→ **Description of the task**: Find each line with the word "Dodajemy" and copy it.

→ **Stored data**:
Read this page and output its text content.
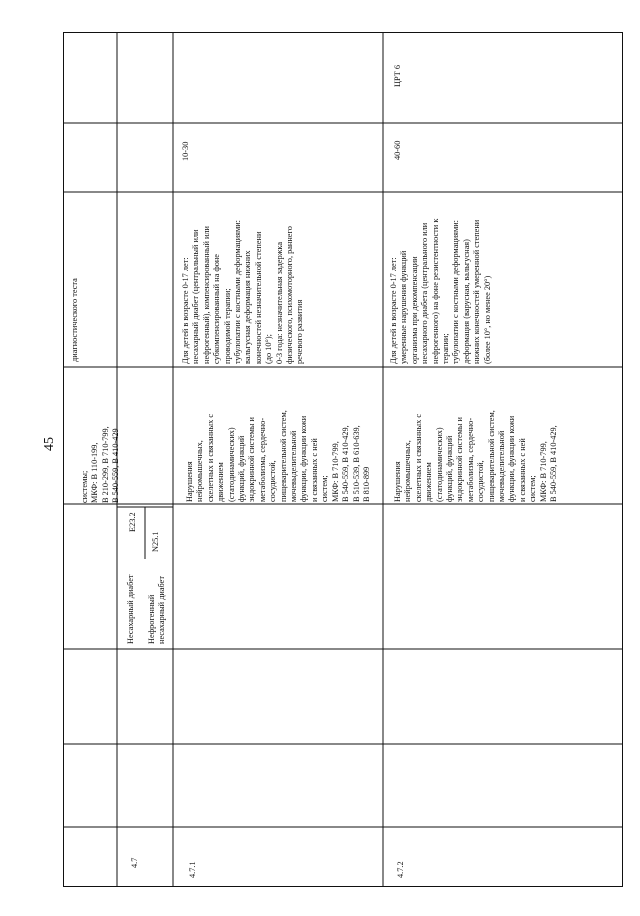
45
системы;
МКФ: В 110-199,
В 210-299, В 710-799,
В 540-559, В 410-429
диагностического теста
4.7
Несахарный диабет
E23.2
Нефрогенный
несахарный диабет
N25.1
4.7.1
Нарушения
нейромышечных,
скелетных и связанных с
движением
(статодинамических)
функций, функций
эндокринной системы и
метаболизма, сердечно-
сосудистой,
пищеварительной систем,
мочевыделительной
функции, функции кожи
и связанных с ней
систем;
МКФ: В 710-799,
В 540-559, В 410-429,
В 510-539, В 610-639,
В 810-899
Для детей в возрасте 0-17 лет:
несахарный диабет (центральный или
нефрогенный), компенсированный или
субкомпенсированный на фоне
проводимой терапии;
тубулопатии с костными деформациями:
вальгусная деформация нижних
конечностей незначительной степени
(до 10°);
0-3 года: незначительная задержка
физического, психомоторного, раннего
речевого развития
10-30
4.7.2
Нарушения
нейромышечных,
скелетных и связанных с
движением
(статодинамических)
функций, функций
эндокринной системы и
метаболизма, сердечно-
сосудистой,
пищеварительной систем,
мочевыделительной
функции, функции кожи
и связанных с ней
систем;
МКФ: В 710-799,
В 540-559, В 410-429,
Для детей в возрасте 0-17 лет:
умеренные нарушения функций
организма при декомпенсации
несахарного диабета (центрального или
нефрогенного) на фоне резистентности к
терапии;
тубулопатии с костными деформациями:
деформация (варусная, вальгусная)
нижних конечностей умеренной степени
(более 10°, но менее 20°)
40-60
ЦРТ 6
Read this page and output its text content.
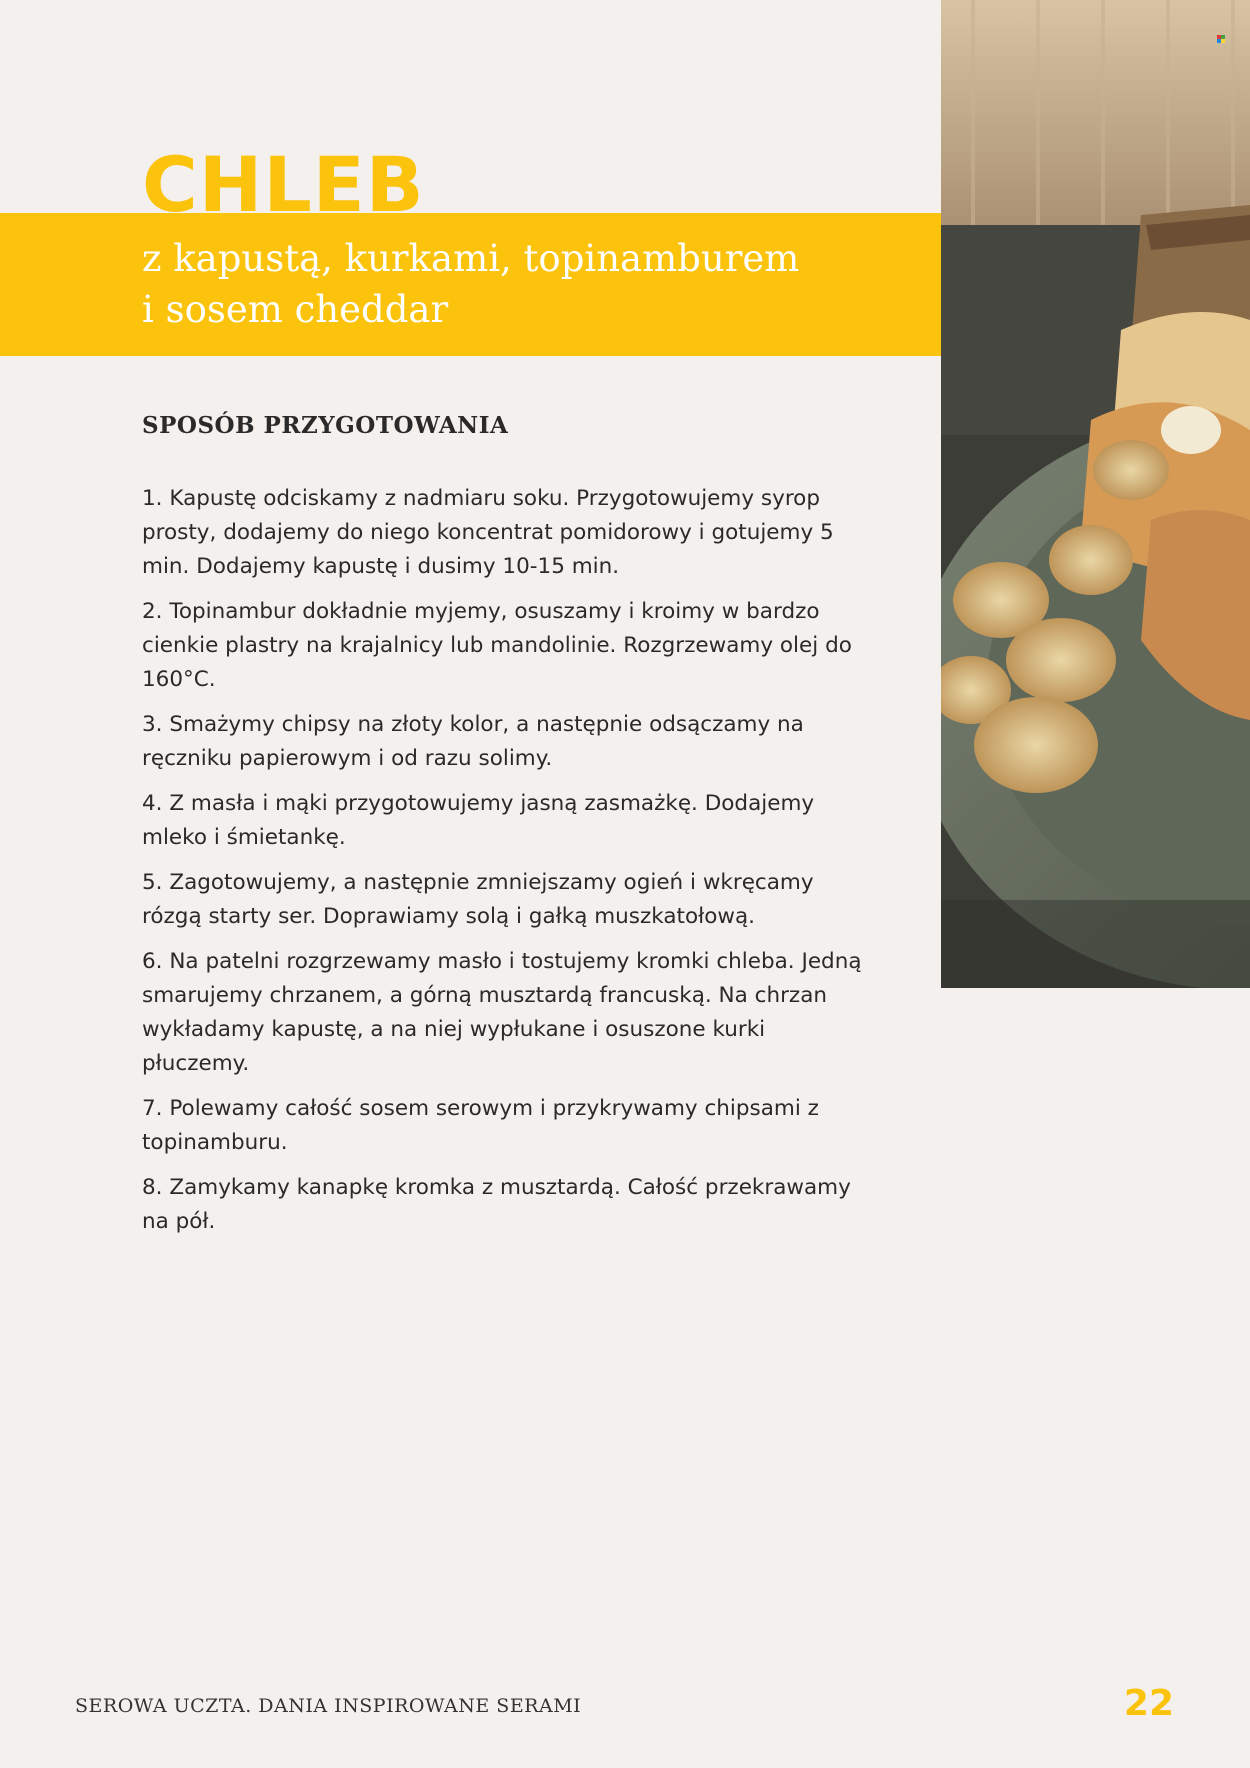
CHLEB
z kapustą, kurkami, topinamburem
i sosem cheddar
SPOSÓB PRZYGOTOWANIA
1. Kapustę odciskamy z nadmiaru soku. Przygotowujemy syrop prosty, dodajemy do niego koncentrat pomidorowy i gotujemy 5 min. Dodajemy kapustę i dusimy 10-15 min.
2. Topinambur dokładnie myjemy, osuszamy i kroimy w bardzo cienkie plastry na krajalnicy lub mandolinie. Rozgrzewamy olej do 160°C.
3. Smażymy chipsy na złoty kolor, a następnie odsączamy na ręczniku papierowym i od razu solimy.
4. Z masła i mąki przygotowujemy jasną zasmażkę. Dodajemy mleko i śmietankę.
5. Zagotowujemy, a następnie zmniejszamy ogień i wkręcamy rózgą starty ser. Doprawiamy solą i gałką muszkatołową.
6. Na patelni rozgrzewamy masło i tostujemy kromki chleba. Jedną smarujemy chrzanem, a górną musztardą francuską. Na chrzan wykładamy kapustę, a na niej wypłukane i osuszone kurki płuczemy.
7. Polewamy całość sosem serowym i przykrywamy chipsami z topinamburu.
8. Zamykamy kanapkę kromka z musztardą. Całość przekrawamy na pół.
SEROWA UCZTA. DANIA INSPIROWANE SERAMI	22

→ **Final result**:
1. Kapustę odciskamy z nadmiaru soku. Przygotowujemy syrop prosty, dodajemy do niego koncentrat pomidorowy i gotujemy 5 min. Dodajemy kapustę i dusimy 10-15 min.
4. Z masła i mąki przygotowujemy jasną zasmażkę. Dodajemy mleko i śmietankę.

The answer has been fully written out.